[START Dataset extract]

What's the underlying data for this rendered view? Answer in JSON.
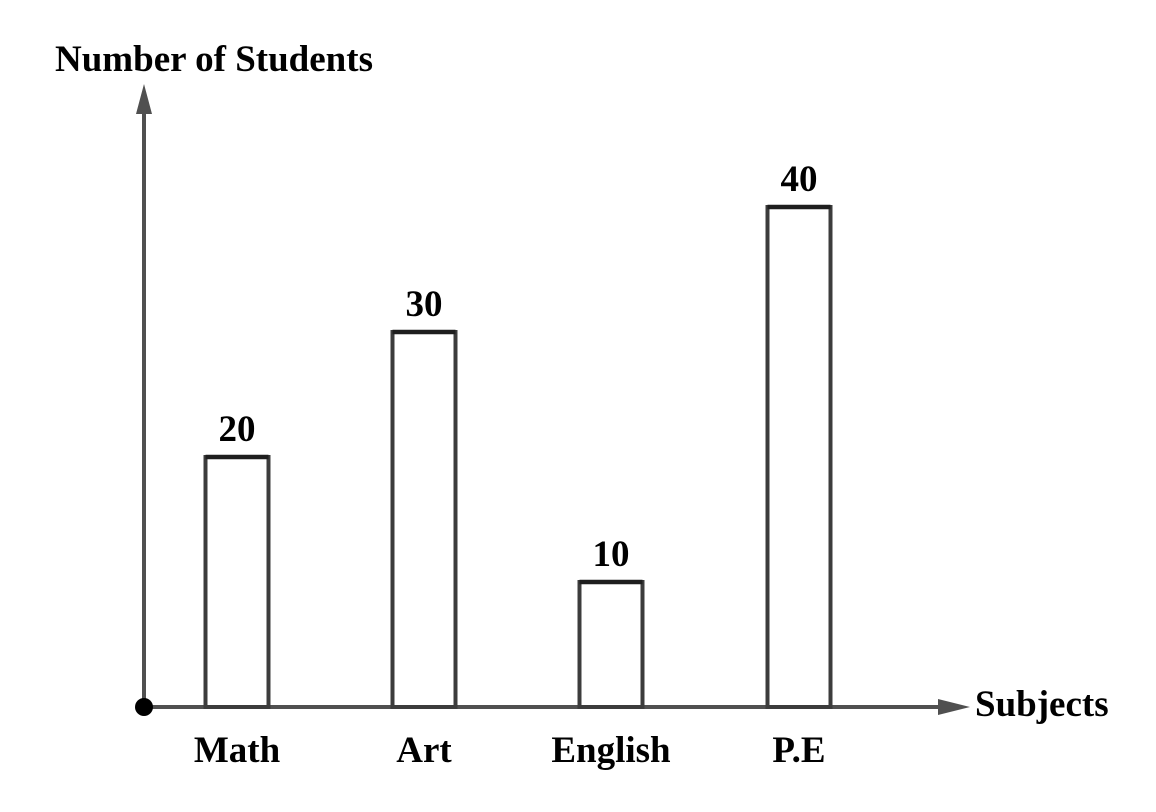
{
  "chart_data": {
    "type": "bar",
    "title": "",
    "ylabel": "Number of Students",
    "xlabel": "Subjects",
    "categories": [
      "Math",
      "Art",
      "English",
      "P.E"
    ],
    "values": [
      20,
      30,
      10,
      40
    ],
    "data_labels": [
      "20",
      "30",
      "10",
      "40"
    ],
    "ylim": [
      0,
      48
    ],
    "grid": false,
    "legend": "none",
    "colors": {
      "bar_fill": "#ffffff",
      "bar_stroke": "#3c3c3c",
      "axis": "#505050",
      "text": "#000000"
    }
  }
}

[END Dataset extract]
[START Dataset extract]

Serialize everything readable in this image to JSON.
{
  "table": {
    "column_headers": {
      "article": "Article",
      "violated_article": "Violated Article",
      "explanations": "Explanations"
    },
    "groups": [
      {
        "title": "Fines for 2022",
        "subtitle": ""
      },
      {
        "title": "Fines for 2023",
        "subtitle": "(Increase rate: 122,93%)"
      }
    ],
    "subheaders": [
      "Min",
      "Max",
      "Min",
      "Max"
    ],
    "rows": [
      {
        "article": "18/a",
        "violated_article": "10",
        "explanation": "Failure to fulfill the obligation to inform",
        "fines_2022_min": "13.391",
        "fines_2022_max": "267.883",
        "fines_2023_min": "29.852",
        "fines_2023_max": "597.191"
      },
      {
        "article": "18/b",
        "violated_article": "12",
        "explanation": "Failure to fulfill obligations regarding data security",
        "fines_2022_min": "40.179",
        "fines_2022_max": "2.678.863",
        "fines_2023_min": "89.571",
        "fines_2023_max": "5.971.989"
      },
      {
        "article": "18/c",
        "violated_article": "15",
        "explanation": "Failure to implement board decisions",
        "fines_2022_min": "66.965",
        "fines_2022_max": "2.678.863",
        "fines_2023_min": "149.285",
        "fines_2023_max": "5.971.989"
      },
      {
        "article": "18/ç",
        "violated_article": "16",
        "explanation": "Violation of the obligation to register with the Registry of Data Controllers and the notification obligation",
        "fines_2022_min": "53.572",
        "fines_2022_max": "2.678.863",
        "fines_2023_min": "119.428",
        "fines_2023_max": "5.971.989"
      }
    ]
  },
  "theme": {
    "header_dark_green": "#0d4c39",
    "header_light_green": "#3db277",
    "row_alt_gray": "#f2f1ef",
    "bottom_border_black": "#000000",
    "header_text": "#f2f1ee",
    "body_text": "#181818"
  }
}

[END Dataset extract]

Go through the listing above and locate each line that holds the word "Failure". Copy those lines.

__Answer to this task__:
        "explanation": "Failure to fulfill the obligation to inform",
        "explanation": "Failure to fulfill obligations regarding data security",
        "explanation": "Failure to implement board decisions",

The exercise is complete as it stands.